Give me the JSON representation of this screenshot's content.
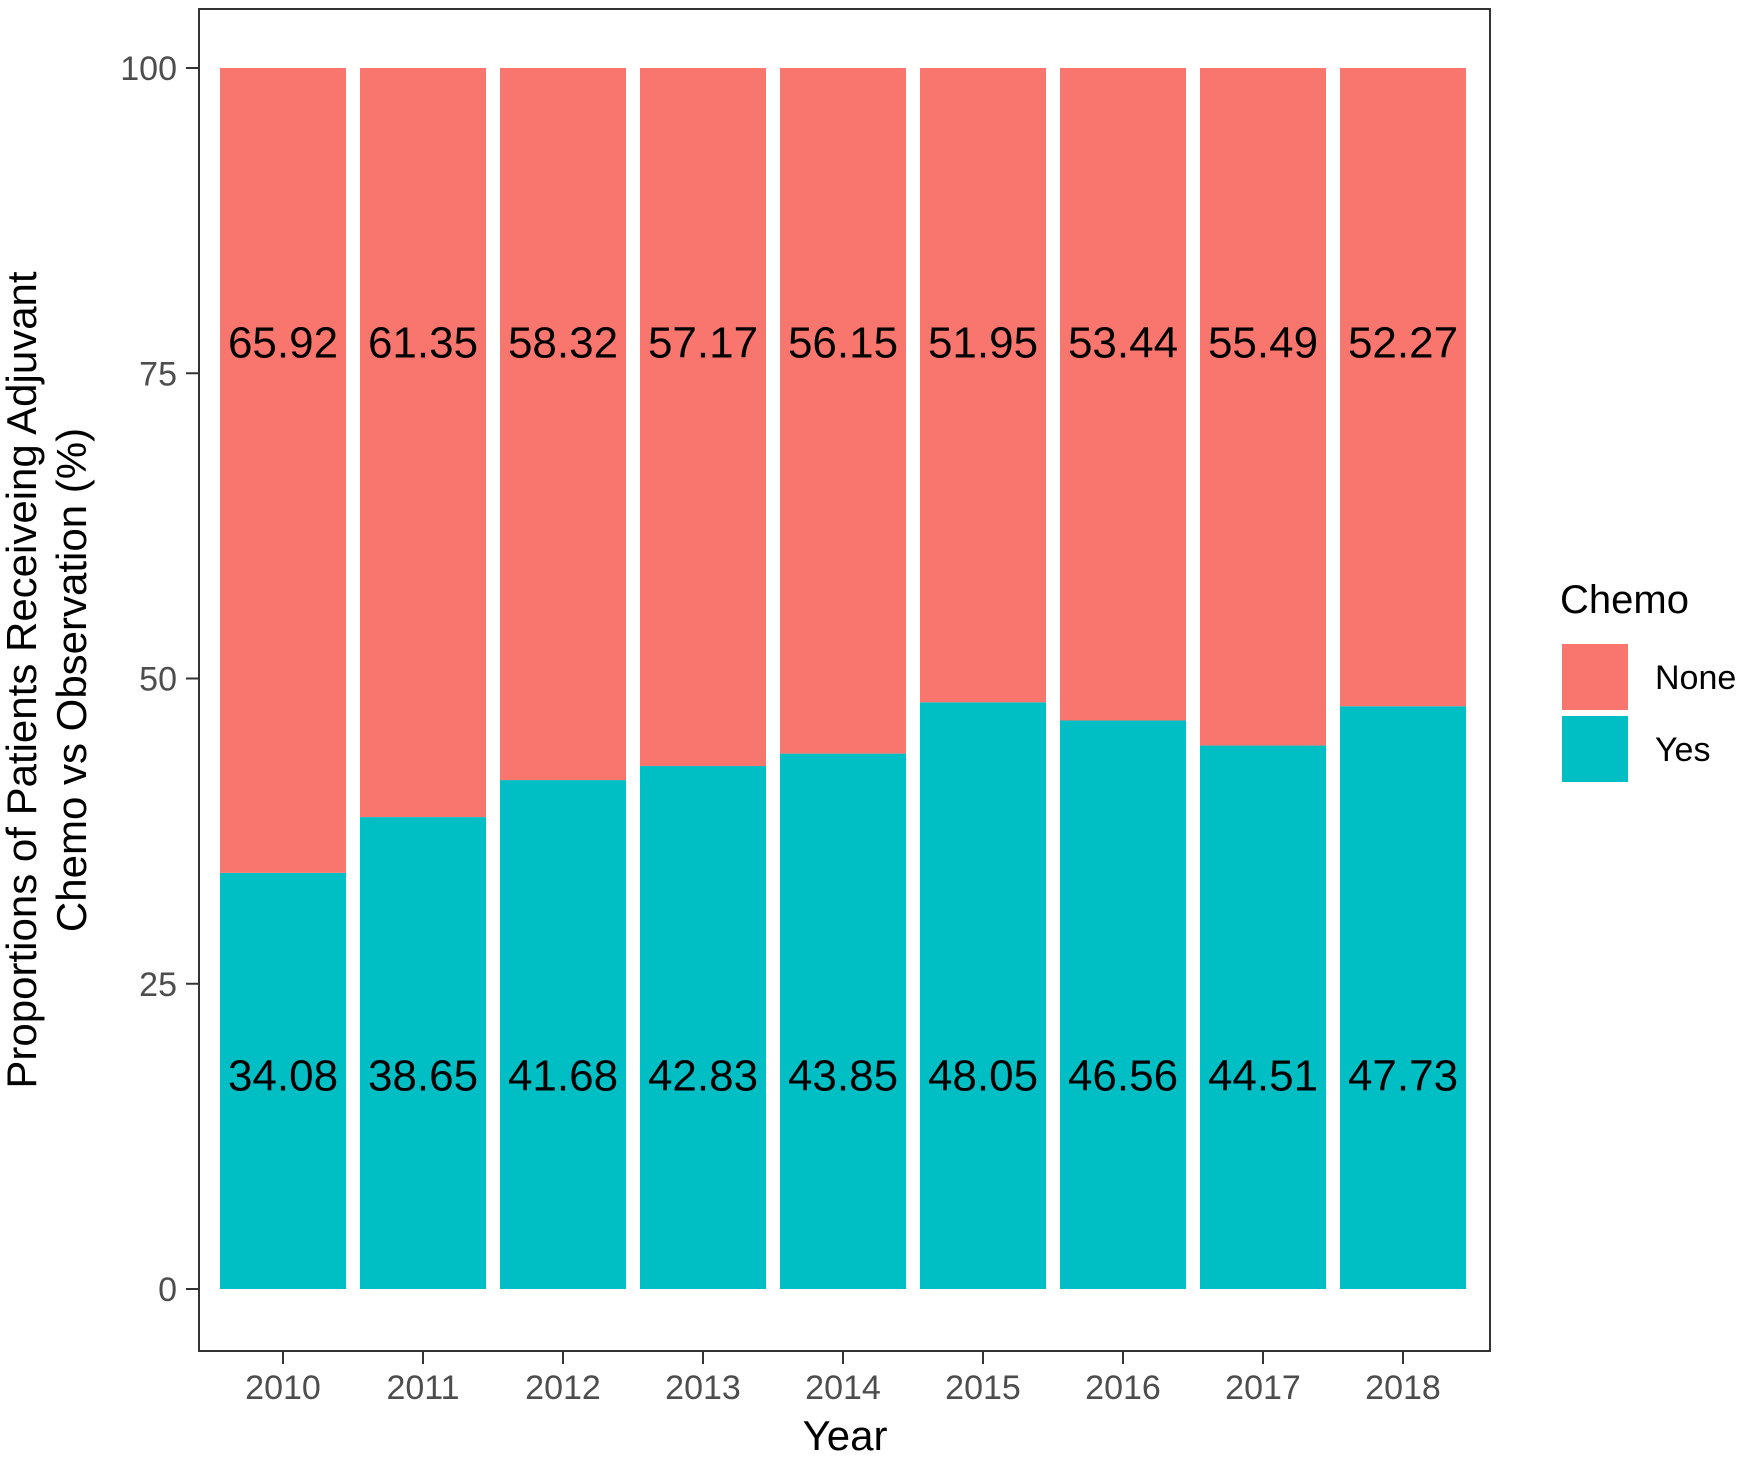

______

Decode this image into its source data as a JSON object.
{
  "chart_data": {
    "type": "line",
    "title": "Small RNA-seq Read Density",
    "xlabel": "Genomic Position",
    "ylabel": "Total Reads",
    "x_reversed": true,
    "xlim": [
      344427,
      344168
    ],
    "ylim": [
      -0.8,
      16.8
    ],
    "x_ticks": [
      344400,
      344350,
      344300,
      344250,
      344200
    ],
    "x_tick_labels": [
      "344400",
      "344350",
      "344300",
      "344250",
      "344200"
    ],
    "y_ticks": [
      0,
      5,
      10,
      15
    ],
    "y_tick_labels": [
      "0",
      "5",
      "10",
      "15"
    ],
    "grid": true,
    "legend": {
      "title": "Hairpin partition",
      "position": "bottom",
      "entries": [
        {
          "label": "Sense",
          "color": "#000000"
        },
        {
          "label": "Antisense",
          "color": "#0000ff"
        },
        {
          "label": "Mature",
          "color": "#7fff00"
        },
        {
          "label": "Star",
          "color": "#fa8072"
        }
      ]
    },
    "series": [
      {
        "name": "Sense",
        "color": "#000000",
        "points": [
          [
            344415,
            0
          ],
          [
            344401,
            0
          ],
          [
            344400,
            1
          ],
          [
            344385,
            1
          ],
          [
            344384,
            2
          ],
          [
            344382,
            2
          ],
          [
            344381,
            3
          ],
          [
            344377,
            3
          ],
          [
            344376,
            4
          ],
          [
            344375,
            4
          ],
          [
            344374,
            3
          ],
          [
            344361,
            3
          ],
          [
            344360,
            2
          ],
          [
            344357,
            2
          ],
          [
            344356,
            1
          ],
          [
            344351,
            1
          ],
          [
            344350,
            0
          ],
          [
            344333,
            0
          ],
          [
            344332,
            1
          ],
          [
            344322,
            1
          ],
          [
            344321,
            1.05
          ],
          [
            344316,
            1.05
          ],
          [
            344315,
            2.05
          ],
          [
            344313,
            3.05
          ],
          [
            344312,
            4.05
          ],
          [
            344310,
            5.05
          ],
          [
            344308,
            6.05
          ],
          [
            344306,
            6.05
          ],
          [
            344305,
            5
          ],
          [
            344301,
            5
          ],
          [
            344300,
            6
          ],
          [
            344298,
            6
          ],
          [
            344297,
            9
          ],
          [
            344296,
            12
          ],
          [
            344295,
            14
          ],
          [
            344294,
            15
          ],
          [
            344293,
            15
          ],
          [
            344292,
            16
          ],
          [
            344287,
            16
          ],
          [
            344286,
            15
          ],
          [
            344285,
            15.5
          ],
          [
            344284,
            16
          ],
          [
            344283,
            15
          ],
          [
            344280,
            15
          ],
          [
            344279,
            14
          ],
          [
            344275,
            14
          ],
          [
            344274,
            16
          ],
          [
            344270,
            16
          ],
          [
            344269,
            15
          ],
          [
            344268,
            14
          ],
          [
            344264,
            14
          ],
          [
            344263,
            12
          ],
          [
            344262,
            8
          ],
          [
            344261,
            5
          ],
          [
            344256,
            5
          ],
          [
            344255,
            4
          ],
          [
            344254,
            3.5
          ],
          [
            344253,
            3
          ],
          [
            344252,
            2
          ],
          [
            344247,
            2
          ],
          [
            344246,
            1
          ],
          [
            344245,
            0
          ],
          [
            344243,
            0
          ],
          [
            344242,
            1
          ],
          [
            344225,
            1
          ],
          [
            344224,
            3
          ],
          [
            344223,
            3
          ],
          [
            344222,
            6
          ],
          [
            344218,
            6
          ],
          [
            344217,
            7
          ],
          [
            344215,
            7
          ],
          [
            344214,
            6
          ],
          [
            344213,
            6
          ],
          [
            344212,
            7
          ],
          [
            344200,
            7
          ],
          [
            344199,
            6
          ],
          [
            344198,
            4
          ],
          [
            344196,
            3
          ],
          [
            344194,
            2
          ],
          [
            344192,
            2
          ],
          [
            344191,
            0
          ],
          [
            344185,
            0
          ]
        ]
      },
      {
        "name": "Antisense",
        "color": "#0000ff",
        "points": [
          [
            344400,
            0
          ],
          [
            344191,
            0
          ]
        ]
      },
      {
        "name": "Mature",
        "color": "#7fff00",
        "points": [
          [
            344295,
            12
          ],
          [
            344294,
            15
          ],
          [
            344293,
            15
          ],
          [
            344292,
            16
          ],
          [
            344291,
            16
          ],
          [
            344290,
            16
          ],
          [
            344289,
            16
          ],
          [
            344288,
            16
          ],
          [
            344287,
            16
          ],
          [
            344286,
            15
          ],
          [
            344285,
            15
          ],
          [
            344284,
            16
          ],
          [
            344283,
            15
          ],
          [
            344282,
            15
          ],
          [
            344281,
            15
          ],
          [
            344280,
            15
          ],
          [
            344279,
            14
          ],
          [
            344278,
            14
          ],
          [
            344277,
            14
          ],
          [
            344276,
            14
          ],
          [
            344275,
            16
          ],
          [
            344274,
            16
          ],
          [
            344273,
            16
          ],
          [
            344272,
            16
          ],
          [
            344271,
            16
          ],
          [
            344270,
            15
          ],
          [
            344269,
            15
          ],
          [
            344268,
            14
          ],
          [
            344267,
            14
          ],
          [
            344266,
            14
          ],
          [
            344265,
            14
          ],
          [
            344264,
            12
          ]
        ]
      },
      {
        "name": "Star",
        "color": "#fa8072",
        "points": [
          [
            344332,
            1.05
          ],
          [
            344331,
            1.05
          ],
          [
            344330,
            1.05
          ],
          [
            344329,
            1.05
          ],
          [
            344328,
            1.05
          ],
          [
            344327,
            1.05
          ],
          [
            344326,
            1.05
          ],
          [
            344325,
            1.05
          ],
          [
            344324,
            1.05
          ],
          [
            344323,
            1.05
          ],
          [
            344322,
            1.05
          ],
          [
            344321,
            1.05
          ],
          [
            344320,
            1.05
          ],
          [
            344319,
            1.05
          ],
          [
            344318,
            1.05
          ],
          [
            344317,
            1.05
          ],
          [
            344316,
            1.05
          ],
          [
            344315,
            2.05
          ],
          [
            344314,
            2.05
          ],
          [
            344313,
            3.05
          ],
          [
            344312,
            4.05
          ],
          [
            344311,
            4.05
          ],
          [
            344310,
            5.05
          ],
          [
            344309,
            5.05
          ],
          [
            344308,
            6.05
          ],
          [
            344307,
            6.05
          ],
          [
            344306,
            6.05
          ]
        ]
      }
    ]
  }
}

______

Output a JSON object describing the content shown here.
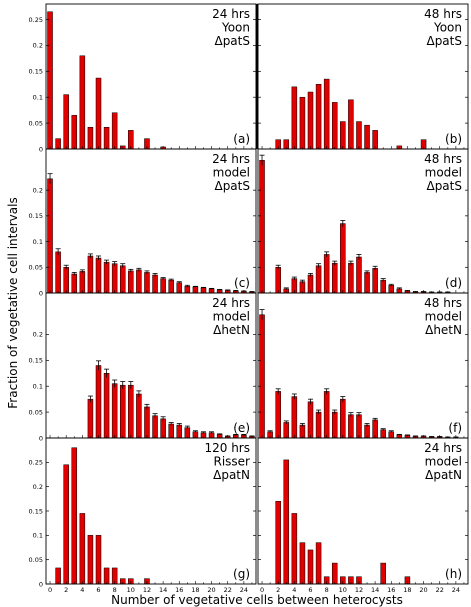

______

Your reply should hold all the lines from the listing above in which "content" appears.

— RESPONSE —
Give me the JSON representation of this screenshot's content.
Output a JSON object describing the content shown here.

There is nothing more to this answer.